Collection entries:
····················

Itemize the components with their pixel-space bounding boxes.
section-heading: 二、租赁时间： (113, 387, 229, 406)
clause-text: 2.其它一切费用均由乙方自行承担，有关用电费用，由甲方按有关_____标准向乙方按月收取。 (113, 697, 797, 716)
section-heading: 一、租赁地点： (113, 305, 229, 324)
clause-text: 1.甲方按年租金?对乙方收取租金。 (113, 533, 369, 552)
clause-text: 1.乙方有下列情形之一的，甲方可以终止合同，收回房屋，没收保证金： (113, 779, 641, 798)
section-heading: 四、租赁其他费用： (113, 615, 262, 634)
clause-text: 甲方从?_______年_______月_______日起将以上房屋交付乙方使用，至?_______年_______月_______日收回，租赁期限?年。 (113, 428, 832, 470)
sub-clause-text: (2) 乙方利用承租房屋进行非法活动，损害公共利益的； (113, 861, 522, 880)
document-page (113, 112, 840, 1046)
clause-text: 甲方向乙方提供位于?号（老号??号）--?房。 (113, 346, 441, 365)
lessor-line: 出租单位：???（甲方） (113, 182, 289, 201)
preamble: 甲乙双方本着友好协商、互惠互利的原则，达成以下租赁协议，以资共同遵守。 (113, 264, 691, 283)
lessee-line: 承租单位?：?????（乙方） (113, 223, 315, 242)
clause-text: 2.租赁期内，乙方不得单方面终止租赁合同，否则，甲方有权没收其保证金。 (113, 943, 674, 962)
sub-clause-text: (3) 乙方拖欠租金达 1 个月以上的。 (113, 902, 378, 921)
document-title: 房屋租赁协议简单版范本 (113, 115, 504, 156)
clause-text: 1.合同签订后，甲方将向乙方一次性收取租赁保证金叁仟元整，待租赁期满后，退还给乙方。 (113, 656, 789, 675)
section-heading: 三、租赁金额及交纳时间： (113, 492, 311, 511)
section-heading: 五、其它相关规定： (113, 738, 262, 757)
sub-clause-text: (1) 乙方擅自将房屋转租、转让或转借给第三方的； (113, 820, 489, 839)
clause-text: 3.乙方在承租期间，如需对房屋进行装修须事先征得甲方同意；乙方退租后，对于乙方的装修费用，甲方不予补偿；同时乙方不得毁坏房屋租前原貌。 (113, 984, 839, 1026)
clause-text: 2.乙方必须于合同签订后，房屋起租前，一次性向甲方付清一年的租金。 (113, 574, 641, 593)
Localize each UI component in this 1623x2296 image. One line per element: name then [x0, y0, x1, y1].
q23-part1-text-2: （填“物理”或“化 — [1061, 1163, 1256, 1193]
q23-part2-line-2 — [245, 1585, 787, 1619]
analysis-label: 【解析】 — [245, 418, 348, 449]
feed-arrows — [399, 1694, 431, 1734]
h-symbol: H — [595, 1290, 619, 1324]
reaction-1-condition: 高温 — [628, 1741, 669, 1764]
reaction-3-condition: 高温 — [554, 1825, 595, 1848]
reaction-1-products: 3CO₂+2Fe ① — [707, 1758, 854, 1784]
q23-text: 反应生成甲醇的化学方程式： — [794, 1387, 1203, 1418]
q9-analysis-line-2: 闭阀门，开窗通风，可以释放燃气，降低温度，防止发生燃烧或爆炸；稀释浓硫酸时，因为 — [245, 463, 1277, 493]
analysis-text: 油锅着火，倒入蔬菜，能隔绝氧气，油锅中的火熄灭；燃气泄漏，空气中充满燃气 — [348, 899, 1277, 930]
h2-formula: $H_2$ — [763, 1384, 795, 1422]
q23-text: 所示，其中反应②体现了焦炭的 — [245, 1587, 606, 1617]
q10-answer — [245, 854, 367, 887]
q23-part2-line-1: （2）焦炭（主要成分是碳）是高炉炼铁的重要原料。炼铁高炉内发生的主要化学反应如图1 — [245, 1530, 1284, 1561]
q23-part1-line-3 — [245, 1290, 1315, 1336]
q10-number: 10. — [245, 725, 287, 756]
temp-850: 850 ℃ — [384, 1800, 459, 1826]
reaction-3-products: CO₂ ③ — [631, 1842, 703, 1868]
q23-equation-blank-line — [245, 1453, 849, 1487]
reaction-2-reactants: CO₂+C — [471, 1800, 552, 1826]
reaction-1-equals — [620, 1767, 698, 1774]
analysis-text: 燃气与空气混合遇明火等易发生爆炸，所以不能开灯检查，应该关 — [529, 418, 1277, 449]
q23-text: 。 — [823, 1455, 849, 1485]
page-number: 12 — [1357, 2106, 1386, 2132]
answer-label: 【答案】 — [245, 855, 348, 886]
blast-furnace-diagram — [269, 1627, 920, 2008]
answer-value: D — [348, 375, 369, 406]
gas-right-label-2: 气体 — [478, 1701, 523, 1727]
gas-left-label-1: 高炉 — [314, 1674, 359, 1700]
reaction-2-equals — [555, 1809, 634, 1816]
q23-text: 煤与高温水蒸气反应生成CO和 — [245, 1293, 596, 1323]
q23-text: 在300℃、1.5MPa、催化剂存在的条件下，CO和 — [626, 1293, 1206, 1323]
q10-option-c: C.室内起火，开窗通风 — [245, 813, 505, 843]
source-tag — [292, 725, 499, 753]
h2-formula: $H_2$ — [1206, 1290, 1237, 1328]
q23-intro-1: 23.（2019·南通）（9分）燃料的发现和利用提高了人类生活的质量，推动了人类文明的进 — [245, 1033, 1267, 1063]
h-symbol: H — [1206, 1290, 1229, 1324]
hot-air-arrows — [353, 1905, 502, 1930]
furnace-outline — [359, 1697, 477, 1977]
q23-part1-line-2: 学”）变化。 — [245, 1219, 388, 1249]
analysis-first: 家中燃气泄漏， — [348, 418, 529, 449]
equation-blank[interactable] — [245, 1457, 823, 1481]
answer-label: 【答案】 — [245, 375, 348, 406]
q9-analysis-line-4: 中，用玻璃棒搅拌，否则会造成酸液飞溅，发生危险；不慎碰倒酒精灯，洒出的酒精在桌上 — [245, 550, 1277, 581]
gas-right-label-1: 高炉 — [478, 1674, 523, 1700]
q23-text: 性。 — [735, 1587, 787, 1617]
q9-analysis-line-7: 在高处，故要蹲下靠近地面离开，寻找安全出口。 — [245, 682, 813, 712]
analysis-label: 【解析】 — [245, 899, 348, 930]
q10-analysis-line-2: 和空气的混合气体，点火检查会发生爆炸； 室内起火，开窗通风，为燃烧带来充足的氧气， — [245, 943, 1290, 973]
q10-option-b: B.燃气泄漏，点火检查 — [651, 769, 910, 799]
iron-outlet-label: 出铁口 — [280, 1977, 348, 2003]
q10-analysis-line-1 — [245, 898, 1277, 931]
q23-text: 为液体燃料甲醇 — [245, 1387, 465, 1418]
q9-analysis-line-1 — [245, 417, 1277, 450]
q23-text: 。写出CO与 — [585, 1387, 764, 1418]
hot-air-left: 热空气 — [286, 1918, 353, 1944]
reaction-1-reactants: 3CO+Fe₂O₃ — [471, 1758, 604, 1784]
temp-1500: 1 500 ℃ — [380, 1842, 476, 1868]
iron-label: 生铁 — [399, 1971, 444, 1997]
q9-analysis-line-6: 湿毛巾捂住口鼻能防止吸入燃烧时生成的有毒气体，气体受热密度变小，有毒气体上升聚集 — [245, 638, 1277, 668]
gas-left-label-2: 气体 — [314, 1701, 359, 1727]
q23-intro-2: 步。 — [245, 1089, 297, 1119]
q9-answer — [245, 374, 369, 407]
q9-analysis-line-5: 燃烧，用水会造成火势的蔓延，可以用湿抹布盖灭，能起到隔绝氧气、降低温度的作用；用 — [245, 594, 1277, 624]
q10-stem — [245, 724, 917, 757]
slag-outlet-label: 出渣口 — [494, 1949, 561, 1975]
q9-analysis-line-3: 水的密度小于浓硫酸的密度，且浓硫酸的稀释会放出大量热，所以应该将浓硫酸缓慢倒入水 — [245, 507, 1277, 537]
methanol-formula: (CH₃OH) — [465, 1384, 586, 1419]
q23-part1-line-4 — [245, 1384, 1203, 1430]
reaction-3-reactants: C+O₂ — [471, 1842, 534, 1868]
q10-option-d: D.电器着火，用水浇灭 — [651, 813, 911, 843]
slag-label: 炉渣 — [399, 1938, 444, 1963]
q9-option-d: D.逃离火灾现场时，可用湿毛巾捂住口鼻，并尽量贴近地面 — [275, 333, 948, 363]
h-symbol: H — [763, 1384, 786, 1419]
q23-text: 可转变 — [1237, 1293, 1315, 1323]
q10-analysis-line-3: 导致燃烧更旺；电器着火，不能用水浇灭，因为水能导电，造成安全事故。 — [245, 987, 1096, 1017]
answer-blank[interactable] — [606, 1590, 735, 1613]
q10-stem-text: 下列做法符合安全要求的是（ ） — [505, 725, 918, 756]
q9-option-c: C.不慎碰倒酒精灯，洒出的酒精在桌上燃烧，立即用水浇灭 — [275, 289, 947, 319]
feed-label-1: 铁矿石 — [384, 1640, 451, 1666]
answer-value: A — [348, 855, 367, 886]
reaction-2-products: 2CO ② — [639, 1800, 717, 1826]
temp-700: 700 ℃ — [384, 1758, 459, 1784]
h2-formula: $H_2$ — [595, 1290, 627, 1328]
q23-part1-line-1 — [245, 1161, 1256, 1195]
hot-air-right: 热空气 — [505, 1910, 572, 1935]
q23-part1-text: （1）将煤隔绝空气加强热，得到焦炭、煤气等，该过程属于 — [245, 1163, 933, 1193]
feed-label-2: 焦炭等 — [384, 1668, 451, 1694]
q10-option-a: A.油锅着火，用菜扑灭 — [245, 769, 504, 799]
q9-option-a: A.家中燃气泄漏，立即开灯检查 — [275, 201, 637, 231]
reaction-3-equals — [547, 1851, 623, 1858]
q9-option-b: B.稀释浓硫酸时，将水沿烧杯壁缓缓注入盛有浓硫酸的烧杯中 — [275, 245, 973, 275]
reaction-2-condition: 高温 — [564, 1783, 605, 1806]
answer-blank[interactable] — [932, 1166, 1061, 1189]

····················

Aim of the task: Rewrite the entries, from their first line through the line containing "984, 839, 1026)" inclusive, as a JSON list of strings with one string per line and blank lines omitted.

Output of the exercise:
[
  "Itemize the components with their pixel-space bounding boxes.",
  "section-heading: 二、租赁时间： (113, 387, 229, 406)",
  "clause-text: 2.其它一切费用均由乙方自行承担，有关用电费用，由甲方按有关_____标准向乙方按月收取。 (113, 697, 797, 716)",
  "section-heading: 一、租赁地点： (113, 305, 229, 324)",
  "clause-text: 1.甲方按年租金?对乙方收取租金。 (113, 533, 369, 552)",
  "clause-text: 1.乙方有下列情形之一的，甲方可以终止合同，收回房屋，没收保证金： (113, 779, 641, 798)",
  "section-heading: 四、租赁其他费用： (113, 615, 262, 634)",
  "clause-text: 甲方从?_______年_______月_______日起将以上房屋交付乙方使用，至?_______年_______月_______日收回，租赁期限?年。 (113, 428, 832, 470)",
  "sub-clause-text: (2) 乙方利用承租房屋进行非法活动，损害公共利益的； (113, 861, 522, 880)",
  "document-page (113, 112, 840, 1046)",
  "clause-text: 甲方向乙方提供位于?号（老号??号）--?房。 (113, 346, 441, 365)",
  "lessor-line: 出租单位：???（甲方） (113, 182, 289, 201)",
  "preamble: 甲乙双方本着友好协商、互惠互利的原则，达成以下租赁协议，以资共同遵守。 (113, 264, 691, 283)",
  "lessee-line: 承租单位?：?????（乙方） (113, 223, 315, 242)",
  "clause-text: 2.租赁期内，乙方不得单方面终止租赁合同，否则，甲方有权没收其保证金。 (113, 943, 674, 962)",
  "sub-clause-text: (3) 乙方拖欠租金达 1 个月以上的。 (113, 902, 378, 921)",
  "document-title: 房屋租赁协议简单版范本 (113, 115, 504, 156)",
  "clause-text: 1.合同签订后，甲方将向乙方一次性收取租赁保证金叁仟元整，待租赁期满后，退还给乙方。 (113, 656, 789, 675)",
  "section-heading: 三、租赁金额及交纳时间： (113, 492, 311, 511)",
  "section-heading: 五、其它相关规定： (113, 738, 262, 757)",
  "sub-clause-text: (1) 乙方擅自将房屋转租、转让或转借给第三方的； (113, 820, 489, 839)",
  "clause-text: 3.乙方在承租期间，如需对房屋进行装修须事先征得甲方同意；乙方退租后，对于乙方的装修费用，甲方不予补偿；同时乙方不得毁坏房屋租前原貌。 (113, 984, 839, 1026)"
]